Search the records that follow and extract every line containing the string "Zakres".

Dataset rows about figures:
^^^^

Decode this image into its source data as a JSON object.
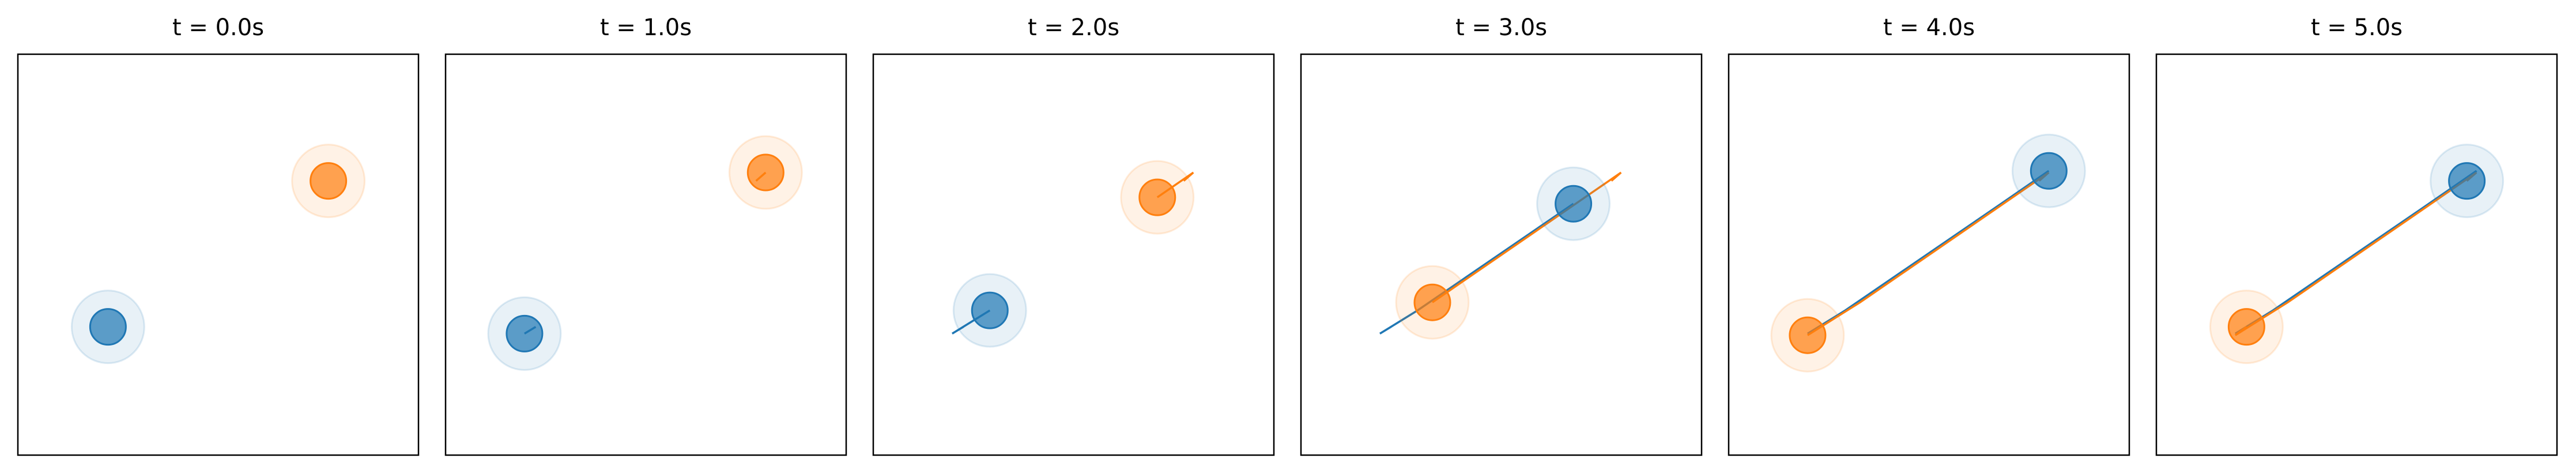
{
  "chart_data": [
    {
      "type": "scatter",
      "title": "t = 0.0s",
      "xlim": [
        0,
        1
      ],
      "ylim": [
        0,
        1
      ],
      "series": [
        {
          "color": "#1f77b4",
          "x": [
            0.225
          ],
          "y": [
            0.32
          ]
        },
        {
          "color": "#ff7f0e",
          "x": [
            0.775
          ],
          "y": [
            0.684
          ]
        }
      ]
    },
    {
      "type": "scatter",
      "title": "t = 1.0s",
      "xlim": [
        0,
        1
      ],
      "ylim": [
        0,
        1
      ],
      "series": [
        {
          "color": "#1f77b4",
          "x": [
            0.225,
            0.197
          ],
          "y": [
            0.32,
            0.303
          ]
        },
        {
          "color": "#ff7f0e",
          "x": [
            0.775,
            0.799
          ],
          "y": [
            0.684,
            0.705
          ]
        }
      ]
    },
    {
      "type": "scatter",
      "title": "t = 2.0s",
      "xlim": [
        0,
        1
      ],
      "ylim": [
        0,
        1
      ],
      "series": [
        {
          "color": "#1f77b4",
          "x": [
            0.225,
            0.197,
            0.291
          ],
          "y": [
            0.32,
            0.303,
            0.361
          ]
        },
        {
          "color": "#ff7f0e",
          "x": [
            0.775,
            0.799,
            0.709
          ],
          "y": [
            0.684,
            0.705,
            0.643
          ]
        }
      ]
    },
    {
      "type": "scatter",
      "title": "t = 3.0s",
      "xlim": [
        0,
        1
      ],
      "ylim": [
        0,
        1
      ],
      "series": [
        {
          "color": "#1f77b4",
          "x": [
            0.225,
            0.197,
            0.291,
            0.68
          ],
          "y": [
            0.32,
            0.303,
            0.361,
            0.627
          ]
        },
        {
          "color": "#ff7f0e",
          "x": [
            0.775,
            0.799,
            0.709,
            0.328
          ],
          "y": [
            0.684,
            0.705,
            0.643,
            0.381
          ]
        }
      ]
    },
    {
      "type": "scatter",
      "title": "t = 4.0s",
      "xlim": [
        0,
        1
      ],
      "ylim": [
        0,
        1
      ],
      "series": [
        {
          "color": "#1f77b4",
          "x": [
            0.225,
            0.197,
            0.291,
            0.68,
            0.799
          ],
          "y": [
            0.32,
            0.303,
            0.361,
            0.627,
            0.709
          ]
        },
        {
          "color": "#ff7f0e",
          "x": [
            0.775,
            0.799,
            0.709,
            0.328,
            0.197
          ],
          "y": [
            0.684,
            0.705,
            0.643,
            0.381,
            0.299
          ]
        }
      ]
    },
    {
      "type": "scatter",
      "title": "t = 5.0s",
      "xlim": [
        0,
        1
      ],
      "ylim": [
        0,
        1
      ],
      "series": [
        {
          "color": "#1f77b4",
          "x": [
            0.225,
            0.197,
            0.291,
            0.68,
            0.799,
            0.775
          ],
          "y": [
            0.32,
            0.303,
            0.361,
            0.627,
            0.709,
            0.684
          ]
        },
        {
          "color": "#ff7f0e",
          "x": [
            0.775,
            0.799,
            0.709,
            0.328,
            0.197,
            0.225
          ],
          "y": [
            0.684,
            0.705,
            0.643,
            0.381,
            0.299,
            0.32
          ]
        }
      ]
    }
  ]
}
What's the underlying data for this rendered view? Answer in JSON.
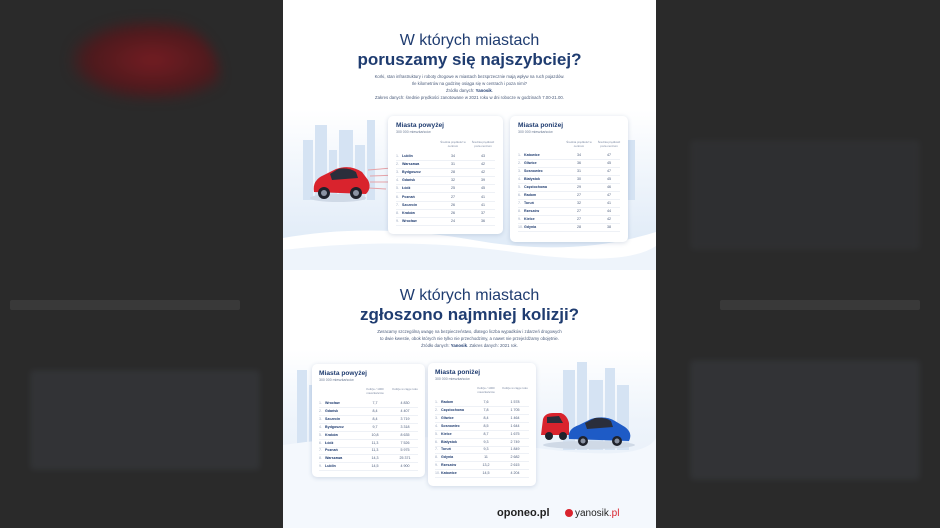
{
  "section1": {
    "title_line1": "W których miastach",
    "title_line2": "poruszamy się najszybciej?",
    "intro_line1": "Korki, stan infrastruktury i roboty drogowe w miastach bezsprzecznie mają wpływ na ruch pojazdów.",
    "intro_line2": "Ile kilometrów na godzinę osiąga się w centrach i poza nimi?",
    "intro_source_prefix": "Źródło danych: ",
    "intro_source": "Yanosik",
    "intro_line4": "Zakres danych: średnie prędkości zanotowane w 2021 roku w dni robocze w godzinach 7.00-21.00.",
    "left": {
      "title": "Miasta powyżej",
      "subtitle": "300 000 mieszkańców",
      "col1": "Średnia prędkość w centrum",
      "col2": "Średnia prędkość poza centrum",
      "rows": [
        {
          "n": "1.",
          "city": "Lublin",
          "a": "34",
          "b": "43"
        },
        {
          "n": "2.",
          "city": "Warszawa",
          "a": "31",
          "b": "42"
        },
        {
          "n": "3.",
          "city": "Bydgoszcz",
          "a": "28",
          "b": "42"
        },
        {
          "n": "4.",
          "city": "Gdańsk",
          "a": "32",
          "b": "39"
        },
        {
          "n": "5.",
          "city": "Łódź",
          "a": "25",
          "b": "45"
        },
        {
          "n": "6.",
          "city": "Poznań",
          "a": "27",
          "b": "41"
        },
        {
          "n": "7.",
          "city": "Szczecin",
          "a": "26",
          "b": "41"
        },
        {
          "n": "8.",
          "city": "Kraków",
          "a": "26",
          "b": "37"
        },
        {
          "n": "9.",
          "city": "Wrocław",
          "a": "24",
          "b": "36"
        }
      ]
    },
    "right": {
      "title": "Miasta poniżej",
      "subtitle": "300 000 mieszkańców",
      "col1": "Średnia prędkość w centrum",
      "col2": "Średnia prędkość poza centrum",
      "rows": [
        {
          "n": "1.",
          "city": "Katowice",
          "a": "34",
          "b": "47"
        },
        {
          "n": "2.",
          "city": "Gliwice",
          "a": "36",
          "b": "45"
        },
        {
          "n": "3.",
          "city": "Sosnowiec",
          "a": "31",
          "b": "47"
        },
        {
          "n": "4.",
          "city": "Białystok",
          "a": "30",
          "b": "45"
        },
        {
          "n": "5.",
          "city": "Częstochowa",
          "a": "29",
          "b": "46"
        },
        {
          "n": "6.",
          "city": "Radom",
          "a": "27",
          "b": "47"
        },
        {
          "n": "7.",
          "city": "Toruń",
          "a": "32",
          "b": "41"
        },
        {
          "n": "8.",
          "city": "Rzeszów",
          "a": "27",
          "b": "44"
        },
        {
          "n": "9.",
          "city": "Kielce",
          "a": "27",
          "b": "42"
        },
        {
          "n": "10.",
          "city": "Gdynia",
          "a": "28",
          "b": "38"
        }
      ]
    }
  },
  "section2": {
    "title_line1": "W których miastach",
    "title_line2": "zgłoszono najmniej kolizji?",
    "intro_line1": "Zwracamy szczególną uwagę na bezpieczeństwo, dlatego liczba wypadków i zdarzeń drogowych",
    "intro_line2": "to dwie kwestie, obok których nie tylko nie przechodzimy, a nawet nie przejeżdżamy obojętnie.",
    "intro_source_prefix": "Źródło danych: ",
    "intro_source": "Yanosik",
    "intro_source_suffix": ". Zakres danych: 2021 rok.",
    "left": {
      "title": "Miasta powyżej",
      "subtitle": "300 000 mieszkańców",
      "col1": "Kolizje / 1000 mieszkańców",
      "col2": "Kolizje w ciągu roku",
      "rows": [
        {
          "n": "1.",
          "city": "Wrocław",
          "a": "7,7",
          "b": "4 830"
        },
        {
          "n": "2.",
          "city": "Gdańsk",
          "a": "8,4",
          "b": "4 407"
        },
        {
          "n": "3.",
          "city": "Szczecin",
          "a": "8,4",
          "b": "3 719"
        },
        {
          "n": "4.",
          "city": "Bydgoszcz",
          "a": "9,7",
          "b": "3 318"
        },
        {
          "n": "5.",
          "city": "Kraków",
          "a": "10,8",
          "b": "8 635"
        },
        {
          "n": "6.",
          "city": "Łódź",
          "a": "11,3",
          "b": "7 526"
        },
        {
          "n": "7.",
          "city": "Poznań",
          "a": "11,3",
          "b": "5 975"
        },
        {
          "n": "8.",
          "city": "Warszawa",
          "a": "14,3",
          "b": "25 371"
        },
        {
          "n": "9.",
          "city": "Lublin",
          "a": "14,5",
          "b": "4 900"
        }
      ]
    },
    "right": {
      "title": "Miasta poniżej",
      "subtitle": "300 000 mieszkańców",
      "col1": "Kolizje / 1000 mieszkańców",
      "col2": "Kolizje w ciągu roku",
      "rows": [
        {
          "n": "1.",
          "city": "Radom",
          "a": "7,6",
          "b": "1 578"
        },
        {
          "n": "2.",
          "city": "Częstochowa",
          "a": "7,8",
          "b": "1 705"
        },
        {
          "n": "3.",
          "city": "Gliwice",
          "a": "8,4",
          "b": "1 464"
        },
        {
          "n": "4.",
          "city": "Sosnowiec",
          "a": "8,5",
          "b": "1 644"
        },
        {
          "n": "5.",
          "city": "Kielce",
          "a": "8,7",
          "b": "1 675"
        },
        {
          "n": "6.",
          "city": "Białystok",
          "a": "9,3",
          "b": "2 749"
        },
        {
          "n": "7.",
          "city": "Toruń",
          "a": "9,3",
          "b": "1 849"
        },
        {
          "n": "8.",
          "city": "Gdynia",
          "a": "11",
          "b": "2 682"
        },
        {
          "n": "9.",
          "city": "Rzeszów",
          "a": "13,2",
          "b": "2 615"
        },
        {
          "n": "10.",
          "city": "Katowice",
          "a": "14,5",
          "b": "4 204"
        }
      ]
    }
  },
  "footer": {
    "oponeo": "oponeo.pl",
    "yanosik_name": "yanosik",
    "yanosik_tld": ".pl"
  },
  "colors": {
    "navy": "#1f3c70",
    "accent_red": "#d9232d",
    "sky": "#e6f0fa"
  }
}
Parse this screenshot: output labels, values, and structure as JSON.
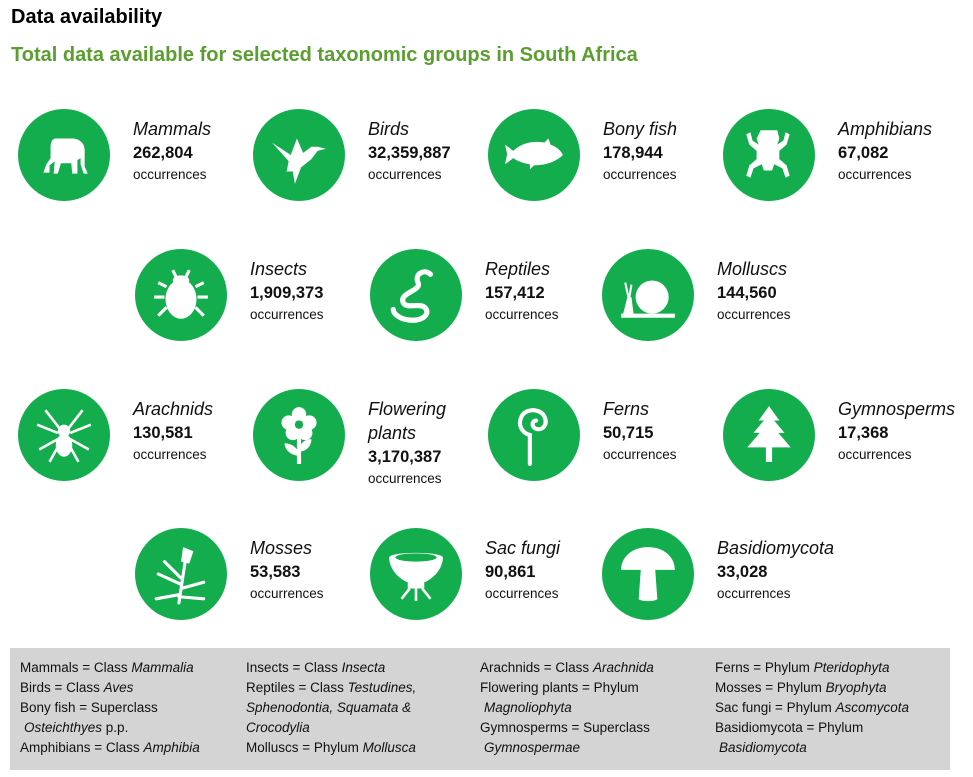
{
  "header": {
    "title": "Data availability",
    "subtitle": "Total data available for selected taxonomic groups in South Africa"
  },
  "accent": "#14ad4e",
  "groups": [
    {
      "name": "Mammals",
      "count": "262,804",
      "unit": "occurrences",
      "icon": "elephant-icon"
    },
    {
      "name": "Birds",
      "count": "32,359,887",
      "unit": "occurrences",
      "icon": "hummingbird-icon"
    },
    {
      "name": "Bony fish",
      "count": "178,944",
      "unit": "occurrences",
      "icon": "fish-icon"
    },
    {
      "name": "Amphibians",
      "count": "67,082",
      "unit": "occurrences",
      "icon": "frog-icon"
    },
    {
      "name": "Insects",
      "count": "1,909,373",
      "unit": "occurrences",
      "icon": "beetle-icon"
    },
    {
      "name": "Reptiles",
      "count": "157,412",
      "unit": "occurrences",
      "icon": "snake-icon"
    },
    {
      "name": "Molluscs",
      "count": "144,560",
      "unit": "occurrences",
      "icon": "snail-icon"
    },
    {
      "name": "Arachnids",
      "count": "130,581",
      "unit": "occurrences",
      "icon": "spider-icon"
    },
    {
      "name": "Flowering plants",
      "count": "3,170,387",
      "unit": "occurrences",
      "icon": "flower-icon"
    },
    {
      "name": "Ferns",
      "count": "50,715",
      "unit": "occurrences",
      "icon": "fern-icon"
    },
    {
      "name": "Gymnosperms",
      "count": "17,368",
      "unit": "occurrences",
      "icon": "conifer-icon"
    },
    {
      "name": "Mosses",
      "count": "53,583",
      "unit": "occurrences",
      "icon": "moss-icon"
    },
    {
      "name": "Sac fungi",
      "count": "90,861",
      "unit": "occurrences",
      "icon": "cup-fungus-icon"
    },
    {
      "name": "Basidiomycota",
      "count": "33,028",
      "unit": "occurrences",
      "icon": "mushroom-icon"
    }
  ],
  "legend": {
    "c1": [
      "Mammals = Class ",
      "Mammalia",
      "Birds = Class ",
      "Aves",
      "Bony fish = Superclass",
      "Osteichthyes",
      " p.p.",
      "Amphibians = Class ",
      "Amphibia"
    ],
    "c2": [
      "Insects = Class ",
      "Insecta",
      "Reptiles = Class ",
      "Testudines,",
      "Sphenodontia, Squamata &",
      "Crocodylia",
      "Molluscs = Phylum ",
      "Mollusca"
    ],
    "c3": [
      "Arachnids = Class ",
      "Arachnida",
      "Flowering plants = Phylum",
      "Magnoliophyta",
      "Gymnosperms = Superclass",
      "Gymnospermae"
    ],
    "c4": [
      "Ferns = Phylum ",
      "Pteridophyta",
      "Mosses = Phylum ",
      "Bryophyta",
      "Sac fungi = Phylum ",
      "Ascomycota",
      "Basidiomycota = Phylum",
      "Basidiomycota"
    ]
  }
}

^^^^

## Answer to the task
    "intro_line4": "Zakres danych: średnie prędkości zanotowane w 2021 roku w dni robocze w godzinach 7.00-21.00.",
    "intro_source_suffix": ". Zakres danych: 2021 rok.",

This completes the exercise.